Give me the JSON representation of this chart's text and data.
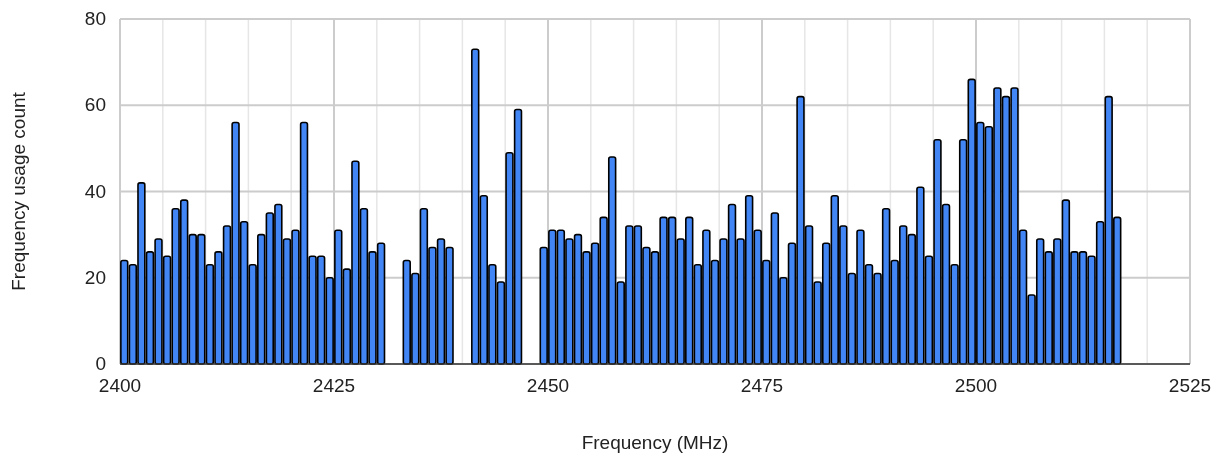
{
  "chart_data": {
    "type": "histogram",
    "xlabel": "Frequency (MHz)",
    "ylabel": "Frequency usage count",
    "color": "#4285f4",
    "bins": [
      2400,
      2401,
      2402,
      2403,
      2404,
      2405,
      2406,
      2407,
      2408,
      2409,
      2410,
      2411,
      2412,
      2413,
      2414,
      2415,
      2416,
      2417,
      2418,
      2419,
      2420,
      2421,
      2422,
      2423,
      2424,
      2425,
      2426,
      2427,
      2428,
      2429,
      2430,
      2431,
      2432,
      2433,
      2434,
      2435,
      2436,
      2437,
      2438,
      2439,
      2440,
      2441,
      2442,
      2443,
      2444,
      2445,
      2446,
      2447,
      2448,
      2449,
      2450,
      2451,
      2452,
      2453,
      2454,
      2455,
      2456,
      2457,
      2458,
      2459,
      2460,
      2461,
      2462,
      2463,
      2464,
      2465,
      2466,
      2467,
      2468,
      2469,
      2470,
      2471,
      2472,
      2473,
      2474,
      2475,
      2476,
      2477,
      2478,
      2479,
      2480,
      2481,
      2482,
      2483,
      2484,
      2485,
      2486,
      2487,
      2488,
      2489,
      2490,
      2491,
      2492,
      2493,
      2494,
      2495,
      2496,
      2497,
      2498,
      2499,
      2500,
      2501,
      2502,
      2503,
      2504,
      2505,
      2506,
      2507,
      2508,
      2509,
      2510,
      2511,
      2512,
      2513,
      2514,
      2515,
      2516,
      2517
    ],
    "values": [
      24,
      23,
      42,
      26,
      29,
      25,
      36,
      38,
      30,
      30,
      23,
      26,
      32,
      56,
      33,
      23,
      30,
      35,
      37,
      29,
      31,
      56,
      25,
      25,
      20,
      31,
      22,
      47,
      36,
      26,
      28,
      0,
      0,
      24,
      21,
      36,
      27,
      29,
      27,
      0,
      0,
      73,
      39,
      23,
      19,
      49,
      59,
      0,
      0,
      27,
      31,
      31,
      29,
      30,
      26,
      28,
      34,
      48,
      19,
      32,
      32,
      27,
      26,
      34,
      34,
      29,
      34,
      23,
      31,
      24,
      29,
      37,
      29,
      39,
      31,
      24,
      35,
      20,
      28,
      62,
      32,
      19,
      28,
      39,
      32,
      21,
      31,
      23,
      21,
      36,
      24,
      32,
      30,
      41,
      25,
      52,
      37,
      23,
      52,
      66,
      56,
      55,
      64,
      62,
      64,
      31,
      16,
      29,
      26,
      29,
      38,
      26,
      26,
      25,
      33,
      62,
      34
    ],
    "xlim": [
      2400,
      2525
    ],
    "xticks": [
      2400,
      {
        "value": 2405,
        "label": null
      },
      {
        "value": 2410,
        "label": null
      },
      {
        "value": 2415,
        "label": null
      },
      {
        "value": 2420,
        "label": null
      },
      2425,
      {
        "value": 2430,
        "label": null
      },
      {
        "value": 2435,
        "label": null
      },
      {
        "value": 2440,
        "label": null
      },
      {
        "value": 2445,
        "label": null
      },
      2450,
      {
        "value": 2455,
        "label": null
      },
      {
        "value": 2460,
        "label": null
      },
      {
        "value": 2465,
        "label": null
      },
      {
        "value": 2470,
        "label": null
      },
      2475,
      {
        "value": 2480,
        "label": null
      },
      {
        "value": 2485,
        "label": null
      },
      {
        "value": 2490,
        "label": null
      },
      {
        "value": 2495,
        "label": null
      },
      2500,
      {
        "value": 2505,
        "label": null
      },
      {
        "value": 2510,
        "label": null
      },
      {
        "value": 2515,
        "label": null
      },
      {
        "value": 2520,
        "label": null
      },
      2525
    ],
    "ylim": [
      0,
      80
    ],
    "yticks": [
      0,
      20,
      40,
      60,
      80
    ],
    "grid": true
  }
}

* **GIVEN EXERCISE**:
Collect every line with the string "Frequency" from the records, and copy each.

* **IN RESPONSE**:
    "xlabel": "Frequency (MHz)",
    "ylabel": "Frequency usage count",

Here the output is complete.